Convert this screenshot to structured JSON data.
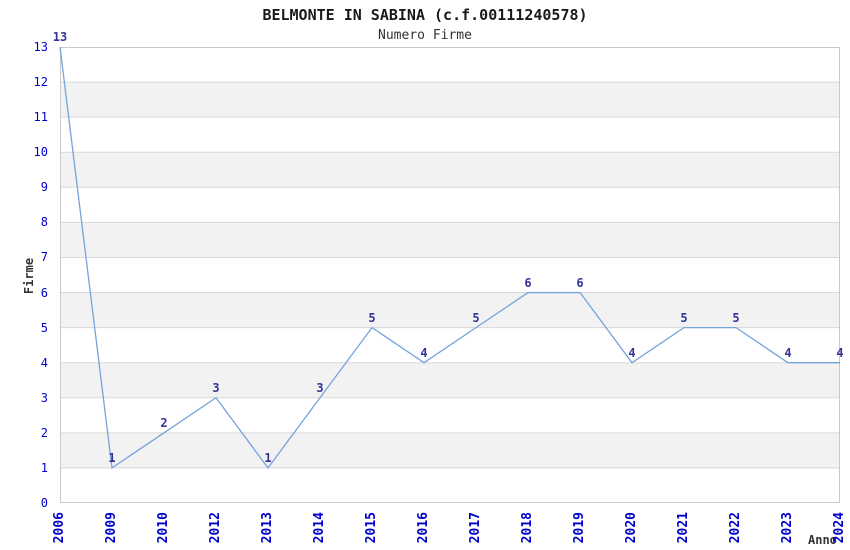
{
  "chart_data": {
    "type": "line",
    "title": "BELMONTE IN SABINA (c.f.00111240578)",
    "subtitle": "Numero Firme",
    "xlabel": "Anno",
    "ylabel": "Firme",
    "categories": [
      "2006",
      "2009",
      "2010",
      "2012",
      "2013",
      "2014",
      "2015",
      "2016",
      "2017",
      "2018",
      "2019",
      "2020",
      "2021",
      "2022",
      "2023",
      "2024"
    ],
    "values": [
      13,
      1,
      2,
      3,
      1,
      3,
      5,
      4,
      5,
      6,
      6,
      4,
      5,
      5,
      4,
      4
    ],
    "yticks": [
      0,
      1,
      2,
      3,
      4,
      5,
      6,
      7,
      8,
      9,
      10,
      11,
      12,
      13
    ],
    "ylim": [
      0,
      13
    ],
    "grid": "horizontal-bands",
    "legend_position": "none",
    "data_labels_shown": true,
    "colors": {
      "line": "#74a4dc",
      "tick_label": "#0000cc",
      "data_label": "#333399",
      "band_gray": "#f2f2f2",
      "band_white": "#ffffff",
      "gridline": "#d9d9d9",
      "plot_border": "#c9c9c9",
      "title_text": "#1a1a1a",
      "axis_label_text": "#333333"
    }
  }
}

Exercise details
Show every line of the records above that contains the word "Firme".

The response
    "subtitle": "Numero Firme",
    "ylabel": "Firme",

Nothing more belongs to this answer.